### Written exercise
From the entries below, count every line that contains the word "xlabel". Please give the number and nothing else.

### Exercise inputs
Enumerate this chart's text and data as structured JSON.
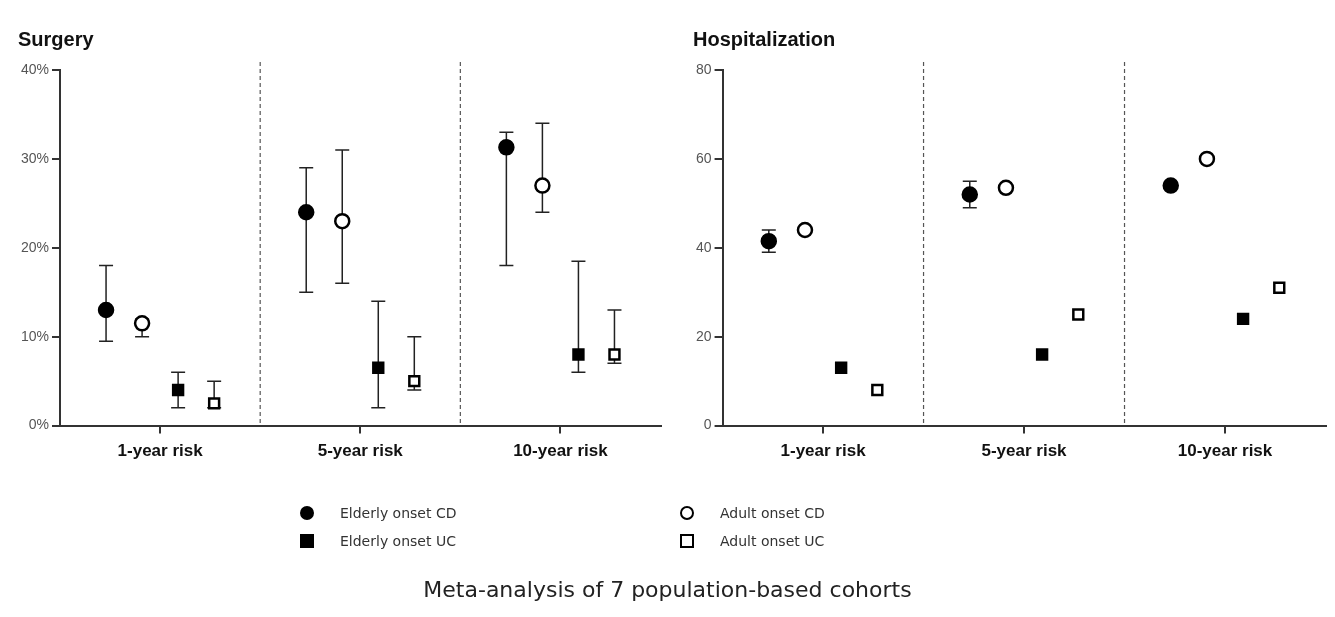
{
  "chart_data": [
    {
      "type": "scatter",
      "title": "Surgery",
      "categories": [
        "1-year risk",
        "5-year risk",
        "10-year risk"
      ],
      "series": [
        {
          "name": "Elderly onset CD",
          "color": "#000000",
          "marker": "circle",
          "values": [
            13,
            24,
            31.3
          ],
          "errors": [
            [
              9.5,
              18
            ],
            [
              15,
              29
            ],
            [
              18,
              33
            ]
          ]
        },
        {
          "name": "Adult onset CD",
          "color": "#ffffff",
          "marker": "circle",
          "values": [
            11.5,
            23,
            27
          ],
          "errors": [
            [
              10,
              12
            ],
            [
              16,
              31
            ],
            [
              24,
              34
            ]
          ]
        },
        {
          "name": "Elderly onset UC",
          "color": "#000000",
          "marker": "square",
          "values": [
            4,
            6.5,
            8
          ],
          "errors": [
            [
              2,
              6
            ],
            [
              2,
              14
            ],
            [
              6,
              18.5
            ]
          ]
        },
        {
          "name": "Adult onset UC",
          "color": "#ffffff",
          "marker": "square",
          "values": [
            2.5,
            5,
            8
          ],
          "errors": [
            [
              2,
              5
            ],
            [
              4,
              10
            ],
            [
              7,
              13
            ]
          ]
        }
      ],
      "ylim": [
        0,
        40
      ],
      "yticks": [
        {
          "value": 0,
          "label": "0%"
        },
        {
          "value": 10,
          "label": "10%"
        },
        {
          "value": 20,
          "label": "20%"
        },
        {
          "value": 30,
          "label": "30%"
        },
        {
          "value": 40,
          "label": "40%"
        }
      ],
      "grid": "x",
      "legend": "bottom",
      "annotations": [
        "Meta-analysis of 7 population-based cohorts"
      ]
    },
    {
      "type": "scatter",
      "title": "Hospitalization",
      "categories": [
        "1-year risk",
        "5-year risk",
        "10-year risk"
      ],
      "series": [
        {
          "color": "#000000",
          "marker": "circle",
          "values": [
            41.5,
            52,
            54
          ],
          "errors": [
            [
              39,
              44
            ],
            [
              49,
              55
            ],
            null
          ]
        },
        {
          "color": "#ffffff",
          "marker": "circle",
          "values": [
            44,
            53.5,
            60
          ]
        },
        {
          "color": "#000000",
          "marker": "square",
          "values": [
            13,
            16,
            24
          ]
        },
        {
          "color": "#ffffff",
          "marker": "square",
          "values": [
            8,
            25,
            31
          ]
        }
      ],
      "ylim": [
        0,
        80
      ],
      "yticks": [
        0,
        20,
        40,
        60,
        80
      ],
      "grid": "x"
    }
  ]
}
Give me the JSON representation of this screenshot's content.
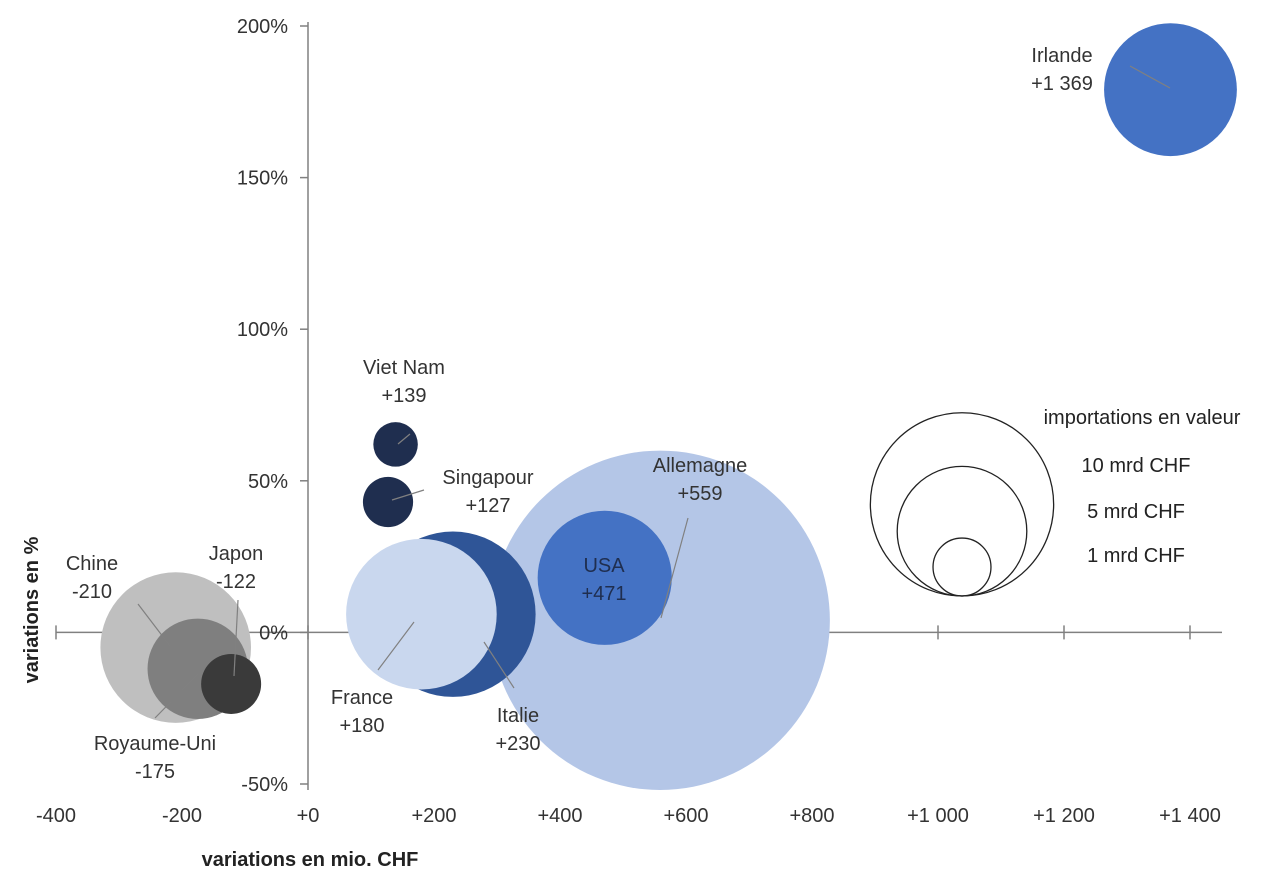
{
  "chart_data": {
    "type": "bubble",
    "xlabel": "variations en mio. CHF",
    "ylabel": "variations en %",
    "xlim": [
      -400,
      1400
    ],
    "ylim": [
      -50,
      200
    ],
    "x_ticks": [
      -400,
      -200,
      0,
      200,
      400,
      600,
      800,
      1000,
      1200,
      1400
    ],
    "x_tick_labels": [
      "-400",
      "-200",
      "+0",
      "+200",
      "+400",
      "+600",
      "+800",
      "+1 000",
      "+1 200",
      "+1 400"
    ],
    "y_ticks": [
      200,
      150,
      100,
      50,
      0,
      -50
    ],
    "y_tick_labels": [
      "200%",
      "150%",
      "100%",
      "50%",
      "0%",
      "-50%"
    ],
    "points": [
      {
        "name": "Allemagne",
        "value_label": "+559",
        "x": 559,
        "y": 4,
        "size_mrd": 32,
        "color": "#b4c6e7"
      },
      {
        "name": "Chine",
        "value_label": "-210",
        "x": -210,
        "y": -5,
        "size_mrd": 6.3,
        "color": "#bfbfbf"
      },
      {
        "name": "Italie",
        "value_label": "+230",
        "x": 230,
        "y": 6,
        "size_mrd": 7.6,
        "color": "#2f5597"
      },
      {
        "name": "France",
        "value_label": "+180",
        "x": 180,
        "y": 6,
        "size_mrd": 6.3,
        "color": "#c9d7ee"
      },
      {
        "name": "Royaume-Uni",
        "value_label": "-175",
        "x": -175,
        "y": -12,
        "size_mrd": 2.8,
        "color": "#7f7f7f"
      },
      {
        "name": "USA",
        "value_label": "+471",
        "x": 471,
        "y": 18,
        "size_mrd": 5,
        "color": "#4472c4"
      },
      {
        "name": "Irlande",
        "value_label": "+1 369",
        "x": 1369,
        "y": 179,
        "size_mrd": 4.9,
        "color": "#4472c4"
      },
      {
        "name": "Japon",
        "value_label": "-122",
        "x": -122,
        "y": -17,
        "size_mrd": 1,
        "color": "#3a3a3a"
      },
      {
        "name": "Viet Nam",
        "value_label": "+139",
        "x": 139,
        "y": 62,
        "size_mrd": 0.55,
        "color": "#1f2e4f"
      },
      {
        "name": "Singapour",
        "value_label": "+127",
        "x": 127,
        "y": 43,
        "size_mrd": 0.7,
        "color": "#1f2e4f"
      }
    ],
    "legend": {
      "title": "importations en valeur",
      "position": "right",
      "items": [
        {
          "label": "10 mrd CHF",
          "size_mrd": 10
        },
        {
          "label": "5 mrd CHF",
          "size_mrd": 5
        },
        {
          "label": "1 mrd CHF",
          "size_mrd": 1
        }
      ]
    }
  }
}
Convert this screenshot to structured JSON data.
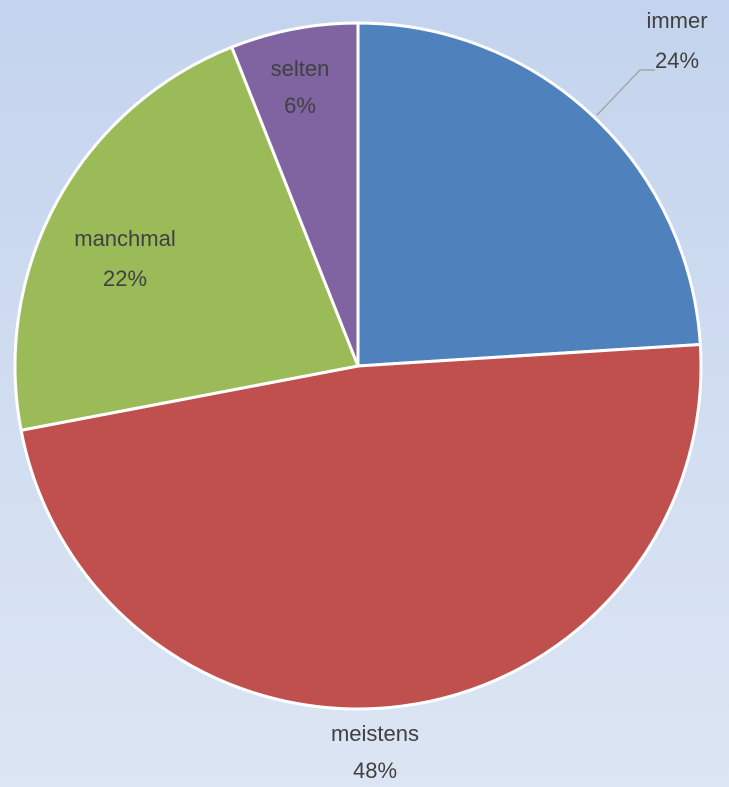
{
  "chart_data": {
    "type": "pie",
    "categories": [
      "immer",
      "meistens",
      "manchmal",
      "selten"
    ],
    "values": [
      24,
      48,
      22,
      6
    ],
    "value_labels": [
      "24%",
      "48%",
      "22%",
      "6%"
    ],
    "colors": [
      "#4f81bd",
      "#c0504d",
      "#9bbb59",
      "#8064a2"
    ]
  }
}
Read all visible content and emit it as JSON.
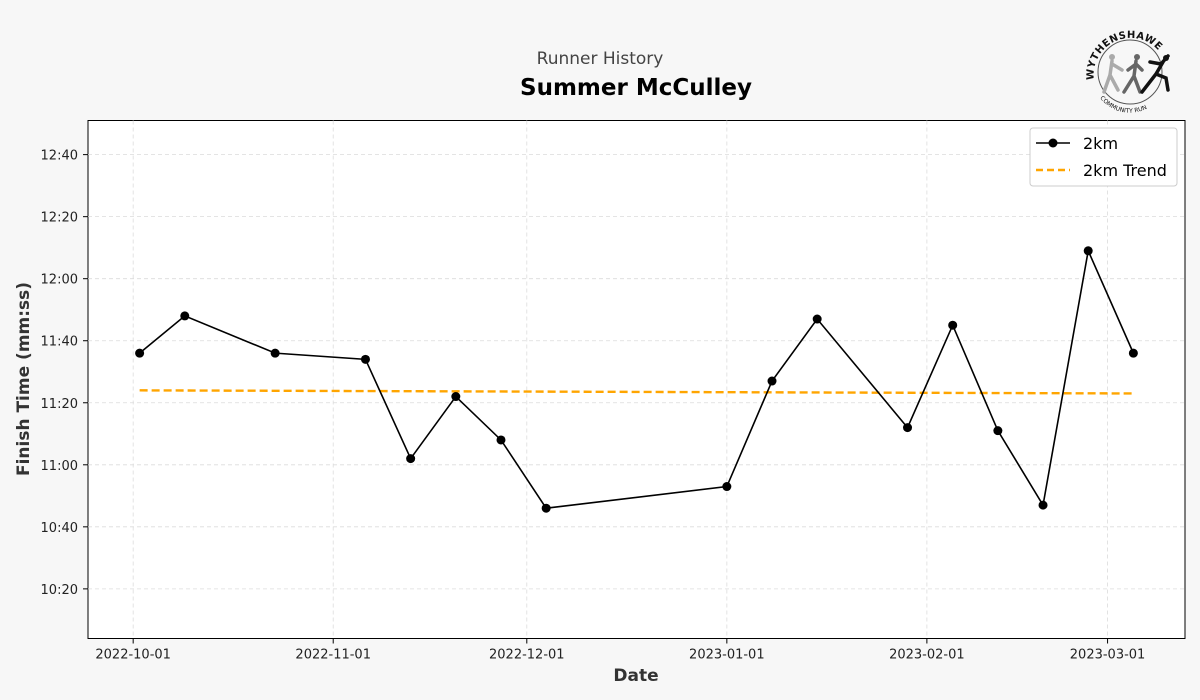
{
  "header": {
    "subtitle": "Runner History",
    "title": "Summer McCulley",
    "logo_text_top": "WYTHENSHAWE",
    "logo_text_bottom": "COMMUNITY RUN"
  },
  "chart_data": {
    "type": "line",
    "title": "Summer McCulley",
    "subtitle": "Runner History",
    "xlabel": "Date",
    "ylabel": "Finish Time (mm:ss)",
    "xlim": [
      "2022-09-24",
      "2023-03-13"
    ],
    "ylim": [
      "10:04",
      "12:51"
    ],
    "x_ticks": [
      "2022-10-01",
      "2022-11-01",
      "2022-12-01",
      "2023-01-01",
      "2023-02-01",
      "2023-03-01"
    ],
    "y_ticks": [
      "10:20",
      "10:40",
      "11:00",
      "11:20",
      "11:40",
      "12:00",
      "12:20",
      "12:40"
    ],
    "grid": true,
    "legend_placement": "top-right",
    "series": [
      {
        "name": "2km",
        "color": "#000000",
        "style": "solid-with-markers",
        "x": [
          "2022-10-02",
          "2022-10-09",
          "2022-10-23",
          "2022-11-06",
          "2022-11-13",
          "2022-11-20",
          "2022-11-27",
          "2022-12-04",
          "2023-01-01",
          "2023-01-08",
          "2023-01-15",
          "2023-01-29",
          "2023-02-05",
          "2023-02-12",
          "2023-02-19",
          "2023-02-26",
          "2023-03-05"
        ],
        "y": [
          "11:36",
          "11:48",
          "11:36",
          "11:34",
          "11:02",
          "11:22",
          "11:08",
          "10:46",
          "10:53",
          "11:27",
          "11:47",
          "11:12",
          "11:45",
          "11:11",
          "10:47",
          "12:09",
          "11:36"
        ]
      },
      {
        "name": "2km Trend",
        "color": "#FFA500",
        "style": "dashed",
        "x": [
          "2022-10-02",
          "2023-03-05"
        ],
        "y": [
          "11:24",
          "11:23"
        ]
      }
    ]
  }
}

### Reply to the task
2